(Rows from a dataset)
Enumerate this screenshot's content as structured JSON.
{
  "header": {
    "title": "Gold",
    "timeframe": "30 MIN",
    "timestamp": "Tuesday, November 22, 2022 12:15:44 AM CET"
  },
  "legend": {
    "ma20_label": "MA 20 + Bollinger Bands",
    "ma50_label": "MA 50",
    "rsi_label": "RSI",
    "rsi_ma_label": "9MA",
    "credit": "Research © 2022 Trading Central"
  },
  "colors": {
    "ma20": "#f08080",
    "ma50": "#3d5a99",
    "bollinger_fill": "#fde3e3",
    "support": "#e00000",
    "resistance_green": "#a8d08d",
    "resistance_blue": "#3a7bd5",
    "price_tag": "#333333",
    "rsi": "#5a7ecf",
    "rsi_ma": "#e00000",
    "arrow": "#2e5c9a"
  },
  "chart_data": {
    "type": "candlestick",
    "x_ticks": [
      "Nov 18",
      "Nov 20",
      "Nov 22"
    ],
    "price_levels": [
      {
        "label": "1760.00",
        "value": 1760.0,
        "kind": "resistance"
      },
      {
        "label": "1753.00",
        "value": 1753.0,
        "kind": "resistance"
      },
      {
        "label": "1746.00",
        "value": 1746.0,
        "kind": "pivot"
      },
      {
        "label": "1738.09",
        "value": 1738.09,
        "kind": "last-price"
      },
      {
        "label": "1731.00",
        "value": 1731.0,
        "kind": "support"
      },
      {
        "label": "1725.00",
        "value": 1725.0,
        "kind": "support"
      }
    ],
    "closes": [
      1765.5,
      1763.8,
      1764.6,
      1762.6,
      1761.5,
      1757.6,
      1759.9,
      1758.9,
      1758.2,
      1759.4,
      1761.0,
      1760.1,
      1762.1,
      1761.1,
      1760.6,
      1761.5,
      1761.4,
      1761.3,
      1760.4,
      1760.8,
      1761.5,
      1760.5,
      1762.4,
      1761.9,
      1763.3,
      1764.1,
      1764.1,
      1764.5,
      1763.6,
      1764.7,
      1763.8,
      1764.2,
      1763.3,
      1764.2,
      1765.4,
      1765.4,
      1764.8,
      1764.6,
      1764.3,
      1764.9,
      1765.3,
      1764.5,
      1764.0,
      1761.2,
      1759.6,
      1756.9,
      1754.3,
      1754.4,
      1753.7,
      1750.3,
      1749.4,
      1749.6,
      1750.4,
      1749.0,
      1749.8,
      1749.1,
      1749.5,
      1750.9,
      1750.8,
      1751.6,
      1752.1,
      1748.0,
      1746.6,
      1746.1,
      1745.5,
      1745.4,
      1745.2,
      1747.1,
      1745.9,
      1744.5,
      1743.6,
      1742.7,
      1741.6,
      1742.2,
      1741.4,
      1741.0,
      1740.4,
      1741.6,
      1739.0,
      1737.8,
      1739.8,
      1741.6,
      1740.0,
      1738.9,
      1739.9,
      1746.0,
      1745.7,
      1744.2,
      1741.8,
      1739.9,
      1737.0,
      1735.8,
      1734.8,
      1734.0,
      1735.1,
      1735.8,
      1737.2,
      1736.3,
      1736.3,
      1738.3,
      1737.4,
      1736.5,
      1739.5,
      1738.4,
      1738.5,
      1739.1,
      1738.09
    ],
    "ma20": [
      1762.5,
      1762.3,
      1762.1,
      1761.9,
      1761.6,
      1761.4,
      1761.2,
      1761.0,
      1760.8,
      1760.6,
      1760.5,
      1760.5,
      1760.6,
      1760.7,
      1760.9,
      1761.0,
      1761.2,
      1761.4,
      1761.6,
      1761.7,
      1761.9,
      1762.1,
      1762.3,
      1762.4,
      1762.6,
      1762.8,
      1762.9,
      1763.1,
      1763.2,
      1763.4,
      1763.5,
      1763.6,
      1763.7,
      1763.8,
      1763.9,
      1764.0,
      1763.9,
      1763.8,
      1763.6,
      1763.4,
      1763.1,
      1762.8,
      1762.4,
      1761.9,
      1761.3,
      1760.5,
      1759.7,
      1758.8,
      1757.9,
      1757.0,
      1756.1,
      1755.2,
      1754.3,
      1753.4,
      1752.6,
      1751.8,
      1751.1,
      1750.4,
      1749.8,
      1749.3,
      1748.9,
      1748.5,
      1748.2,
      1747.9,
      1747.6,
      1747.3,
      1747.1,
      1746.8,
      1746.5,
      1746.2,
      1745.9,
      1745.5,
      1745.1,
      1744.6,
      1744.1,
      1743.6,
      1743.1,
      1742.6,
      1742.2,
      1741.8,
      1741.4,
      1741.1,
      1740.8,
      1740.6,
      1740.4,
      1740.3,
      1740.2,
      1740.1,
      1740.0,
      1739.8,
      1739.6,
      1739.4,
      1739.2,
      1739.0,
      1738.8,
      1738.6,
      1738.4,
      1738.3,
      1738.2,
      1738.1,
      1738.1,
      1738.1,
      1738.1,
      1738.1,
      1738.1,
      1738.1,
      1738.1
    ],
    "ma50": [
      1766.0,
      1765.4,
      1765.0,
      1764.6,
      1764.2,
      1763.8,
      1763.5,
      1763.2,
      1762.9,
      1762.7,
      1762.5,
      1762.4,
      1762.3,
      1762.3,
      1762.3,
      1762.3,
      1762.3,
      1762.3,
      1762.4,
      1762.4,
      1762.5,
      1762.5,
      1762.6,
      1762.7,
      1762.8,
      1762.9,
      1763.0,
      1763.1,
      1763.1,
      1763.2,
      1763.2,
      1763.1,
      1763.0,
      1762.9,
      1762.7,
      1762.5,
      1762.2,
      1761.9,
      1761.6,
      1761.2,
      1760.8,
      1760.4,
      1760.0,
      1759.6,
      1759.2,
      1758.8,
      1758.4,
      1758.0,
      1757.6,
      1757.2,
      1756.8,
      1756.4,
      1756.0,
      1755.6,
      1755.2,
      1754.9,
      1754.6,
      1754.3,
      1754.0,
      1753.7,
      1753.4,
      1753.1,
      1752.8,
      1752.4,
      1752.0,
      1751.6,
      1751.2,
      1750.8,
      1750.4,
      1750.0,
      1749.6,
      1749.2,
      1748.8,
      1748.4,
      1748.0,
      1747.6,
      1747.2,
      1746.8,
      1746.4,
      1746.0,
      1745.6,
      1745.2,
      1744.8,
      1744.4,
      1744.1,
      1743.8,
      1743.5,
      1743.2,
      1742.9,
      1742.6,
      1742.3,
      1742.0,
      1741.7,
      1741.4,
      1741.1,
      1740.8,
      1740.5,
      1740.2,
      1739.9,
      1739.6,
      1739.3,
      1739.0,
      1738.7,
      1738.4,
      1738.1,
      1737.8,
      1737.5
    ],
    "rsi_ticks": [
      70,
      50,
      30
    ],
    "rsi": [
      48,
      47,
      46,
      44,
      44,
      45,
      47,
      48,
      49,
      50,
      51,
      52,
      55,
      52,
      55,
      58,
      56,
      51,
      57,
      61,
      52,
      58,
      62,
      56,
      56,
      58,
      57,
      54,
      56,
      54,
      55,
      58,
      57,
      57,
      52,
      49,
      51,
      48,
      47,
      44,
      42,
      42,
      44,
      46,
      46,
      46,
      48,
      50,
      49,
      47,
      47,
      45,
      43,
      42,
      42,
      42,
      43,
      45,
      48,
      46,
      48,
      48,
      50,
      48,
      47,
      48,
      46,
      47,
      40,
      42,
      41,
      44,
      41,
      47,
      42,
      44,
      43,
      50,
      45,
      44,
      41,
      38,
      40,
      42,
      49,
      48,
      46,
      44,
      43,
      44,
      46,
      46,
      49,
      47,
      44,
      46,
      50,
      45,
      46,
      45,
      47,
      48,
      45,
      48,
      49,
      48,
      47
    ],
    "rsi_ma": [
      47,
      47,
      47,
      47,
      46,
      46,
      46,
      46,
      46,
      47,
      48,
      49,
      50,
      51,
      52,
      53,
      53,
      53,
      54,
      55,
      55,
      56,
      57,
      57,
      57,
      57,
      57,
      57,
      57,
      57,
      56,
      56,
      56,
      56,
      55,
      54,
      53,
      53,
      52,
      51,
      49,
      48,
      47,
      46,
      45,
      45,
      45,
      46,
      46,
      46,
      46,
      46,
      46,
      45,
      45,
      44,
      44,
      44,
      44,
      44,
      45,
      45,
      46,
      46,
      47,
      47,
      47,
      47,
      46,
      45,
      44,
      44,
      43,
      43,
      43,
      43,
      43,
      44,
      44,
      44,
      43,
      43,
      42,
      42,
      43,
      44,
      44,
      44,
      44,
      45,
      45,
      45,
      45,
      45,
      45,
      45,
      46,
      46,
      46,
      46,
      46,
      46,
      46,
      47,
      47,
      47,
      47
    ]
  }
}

■ Goal:
Make a tally of the lines in this data that include the string "value", and answer with that tally alone.

■ Correct result:
6